Exercise:
Retype every entry word for word.

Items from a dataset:
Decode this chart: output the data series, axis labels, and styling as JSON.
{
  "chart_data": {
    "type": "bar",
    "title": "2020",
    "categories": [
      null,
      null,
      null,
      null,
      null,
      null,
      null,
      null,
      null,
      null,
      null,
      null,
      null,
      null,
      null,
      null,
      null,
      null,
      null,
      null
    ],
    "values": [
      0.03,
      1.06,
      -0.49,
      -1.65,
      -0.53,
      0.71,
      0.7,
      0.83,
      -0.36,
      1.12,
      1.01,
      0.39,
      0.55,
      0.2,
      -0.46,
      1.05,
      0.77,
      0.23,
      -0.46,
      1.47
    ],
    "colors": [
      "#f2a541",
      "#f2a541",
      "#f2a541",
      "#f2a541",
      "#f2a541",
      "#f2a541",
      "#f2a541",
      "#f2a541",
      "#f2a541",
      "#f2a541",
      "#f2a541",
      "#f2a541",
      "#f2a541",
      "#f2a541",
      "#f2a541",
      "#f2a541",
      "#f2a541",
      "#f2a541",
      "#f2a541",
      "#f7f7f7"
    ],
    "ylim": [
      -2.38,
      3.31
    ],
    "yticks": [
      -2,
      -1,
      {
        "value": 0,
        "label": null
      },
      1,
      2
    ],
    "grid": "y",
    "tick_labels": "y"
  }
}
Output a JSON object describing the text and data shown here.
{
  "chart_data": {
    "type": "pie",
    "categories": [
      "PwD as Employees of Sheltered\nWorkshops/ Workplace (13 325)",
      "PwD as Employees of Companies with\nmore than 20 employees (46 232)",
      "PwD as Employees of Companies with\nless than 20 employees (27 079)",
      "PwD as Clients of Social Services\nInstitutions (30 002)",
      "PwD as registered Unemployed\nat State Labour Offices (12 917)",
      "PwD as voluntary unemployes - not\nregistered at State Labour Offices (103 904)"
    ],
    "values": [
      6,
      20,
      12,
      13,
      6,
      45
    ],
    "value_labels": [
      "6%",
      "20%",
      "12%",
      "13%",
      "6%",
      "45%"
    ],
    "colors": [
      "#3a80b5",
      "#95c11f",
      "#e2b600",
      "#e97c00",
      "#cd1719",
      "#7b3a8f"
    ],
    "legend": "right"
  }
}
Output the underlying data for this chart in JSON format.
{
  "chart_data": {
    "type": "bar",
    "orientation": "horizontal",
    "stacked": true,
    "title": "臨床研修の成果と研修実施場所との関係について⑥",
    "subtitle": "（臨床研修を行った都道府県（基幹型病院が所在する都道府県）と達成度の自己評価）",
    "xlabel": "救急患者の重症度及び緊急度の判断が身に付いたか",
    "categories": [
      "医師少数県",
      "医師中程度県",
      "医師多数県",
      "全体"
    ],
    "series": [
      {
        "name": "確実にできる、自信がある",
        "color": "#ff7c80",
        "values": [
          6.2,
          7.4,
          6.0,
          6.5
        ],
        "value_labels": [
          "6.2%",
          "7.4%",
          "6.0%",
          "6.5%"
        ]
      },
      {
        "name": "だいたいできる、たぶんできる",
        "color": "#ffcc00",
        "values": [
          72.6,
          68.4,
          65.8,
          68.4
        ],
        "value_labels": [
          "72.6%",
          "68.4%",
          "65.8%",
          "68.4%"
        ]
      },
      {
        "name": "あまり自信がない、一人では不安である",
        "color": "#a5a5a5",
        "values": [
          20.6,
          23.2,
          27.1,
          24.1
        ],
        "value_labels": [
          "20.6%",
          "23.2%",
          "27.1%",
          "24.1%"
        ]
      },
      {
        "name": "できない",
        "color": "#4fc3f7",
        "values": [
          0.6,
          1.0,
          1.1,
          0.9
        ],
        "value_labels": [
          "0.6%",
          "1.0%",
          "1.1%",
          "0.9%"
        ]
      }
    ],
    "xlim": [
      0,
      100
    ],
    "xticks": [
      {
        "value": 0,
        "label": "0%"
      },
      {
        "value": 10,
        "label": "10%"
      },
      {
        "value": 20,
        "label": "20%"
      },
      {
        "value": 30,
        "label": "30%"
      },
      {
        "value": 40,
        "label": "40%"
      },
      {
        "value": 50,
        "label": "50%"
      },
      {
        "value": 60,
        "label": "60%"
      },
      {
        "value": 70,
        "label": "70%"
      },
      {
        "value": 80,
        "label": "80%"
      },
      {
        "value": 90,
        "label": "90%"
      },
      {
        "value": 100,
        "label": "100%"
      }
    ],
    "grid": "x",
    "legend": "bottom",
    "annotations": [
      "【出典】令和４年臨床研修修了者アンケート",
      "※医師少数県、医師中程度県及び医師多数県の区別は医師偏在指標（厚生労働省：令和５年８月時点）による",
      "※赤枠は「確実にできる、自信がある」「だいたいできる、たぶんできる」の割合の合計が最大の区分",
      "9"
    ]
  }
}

Output for this task:
Decode this chart: output the data series, axis labels, and styling as JSON.
{
  "chart_data": {
    "type": "bar",
    "title": "2020",
    "categories": [
      null,
      null,
      null,
      null,
      null,
      null,
      null,
      null,
      null,
      null,
      null,
      null,
      null,
      null,
      null,
      null,
      null,
      null,
      null,
      null
    ],
    "values": [
      0.03,
      1.06,
      -0.49,
      -1.65,
      -0.53,
      0.71,
      0.7,
      0.83,
      -0.36,
      1.12,
      1.01,
      0.39,
      0.55,
      0.2,
      -0.46,
      1.05,
      0.77,
      0.23,
      -0.46,
      1.47
    ],
    "colors": [
      "#f2a541",
      "#f2a541",
      "#f2a541",
      "#f2a541",
      "#f2a541",
      "#f2a541",
      "#f2a541",
      "#f2a541",
      "#f2a541",
      "#f2a541",
      "#f2a541",
      "#f2a541",
      "#f2a541",
      "#f2a541",
      "#f2a541",
      "#f2a541",
      "#f2a541",
      "#f2a541",
      "#f2a541",
      "#f7f7f7"
    ],
    "ylim": [
      -2.38,
      3.31
    ],
    "yticks": [
      -2,
      -1,
      {
        "value": 0,
        "label": null
      },
      1,
      2
    ],
    "grid": "y",
    "tick_labels": "y"
  }
}
Output a JSON object describing the text and data shown here.
{
  "chart_data": {
    "type": "pie",
    "categories": [
      "PwD as Employees of Sheltered\nWorkshops/ Workplace (13 325)",
      "PwD as Employees of Companies with\nmore than 20 employees (46 232)",
      "PwD as Employees of Companies with\nless than 20 employees (27 079)",
      "PwD as Clients of Social Services\nInstitutions (30 002)",
      "PwD as registered Unemployed\nat State Labour Offices (12 917)",
      "PwD as voluntary unemployes - not\nregistered at State Labour Offices (103 904)"
    ],
    "values": [
      6,
      20,
      12,
      13,
      6,
      45
    ],
    "value_labels": [
      "6%",
      "20%",
      "12%",
      "13%",
      "6%",
      "45%"
    ],
    "colors": [
      "#3a80b5",
      "#95c11f",
      "#e2b600",
      "#e97c00",
      "#cd1719",
      "#7b3a8f"
    ],
    "legend": "right"
  }
}
Output the underlying data for this chart in JSON format.
{
  "chart_data": {
    "type": "bar",
    "orientation": "horizontal",
    "stacked": true,
    "title": "臨床研修の成果と研修実施場所との関係について⑥",
    "subtitle": "（臨床研修を行った都道府県（基幹型病院が所在する都道府県）と達成度の自己評価）",
    "xlabel": "救急患者の重症度及び緊急度の判断が身に付いたか",
    "categories": [
      "医師少数県",
      "医師中程度県",
      "医師多数県",
      "全体"
    ],
    "series": [
      {
        "name": "確実にできる、自信がある",
        "color": "#ff7c80",
        "values": [
          6.2,
          7.4,
          6.0,
          6.5
        ],
        "value_labels": [
          "6.2%",
          "7.4%",
          "6.0%",
          "6.5%"
        ]
      },
      {
        "name": "だいたいできる、たぶんできる",
        "color": "#ffcc00",
        "values": [
          72.6,
          68.4,
          65.8,
          68.4
        ],
        "value_labels": [
          "72.6%",
          "68.4%",
          "65.8%",
          "68.4%"
        ]
      },
      {
        "name": "あまり自信がない、一人では不安である",
        "color": "#a5a5a5",
        "values": [
          20.6,
          23.2,
          27.1,
          24.1
        ],
        "value_labels": [
          "20.6%",
          "23.2%",
          "27.1%",
          "24.1%"
        ]
      },
      {
        "name": "できない",
        "color": "#4fc3f7",
        "values": [
          0.6,
          1.0,
          1.1,
          0.9
        ],
        "value_labels": [
          "0.6%",
          "1.0%",
          "1.1%",
          "0.9%"
        ]
      }
    ],
    "xlim": [
      0,
      100
    ],
    "xticks": [
      {
        "value": 0,
        "label": "0%"
      },
      {
        "value": 10,
        "label": "10%"
      },
      {
        "value": 20,
        "label": "20%"
      },
      {
        "value": 30,
        "label": "30%"
      },
      {
        "value": 40,
        "label": "40%"
      },
      {
        "value": 50,
        "label": "50%"
      },
      {
        "value": 60,
        "label": "60%"
      },
      {
        "value": 70,
        "label": "70%"
      },
      {
        "value": 80,
        "label": "80%"
      },
      {
        "value": 90,
        "label": "90%"
      },
      {
        "value": 100,
        "label": "100%"
      }
    ],
    "grid": "x",
    "legend": "bottom",
    "annotations": [
      "【出典】令和４年臨床研修修了者アンケート",
      "※医師少数県、医師中程度県及び医師多数県の区別は医師偏在指標（厚生労働省：令和５年８月時点）による",
      "※赤枠は「確実にできる、自信がある」「だいたいできる、たぶんできる」の割合の合計が最大の区分",
      "9"
    ]
  }
}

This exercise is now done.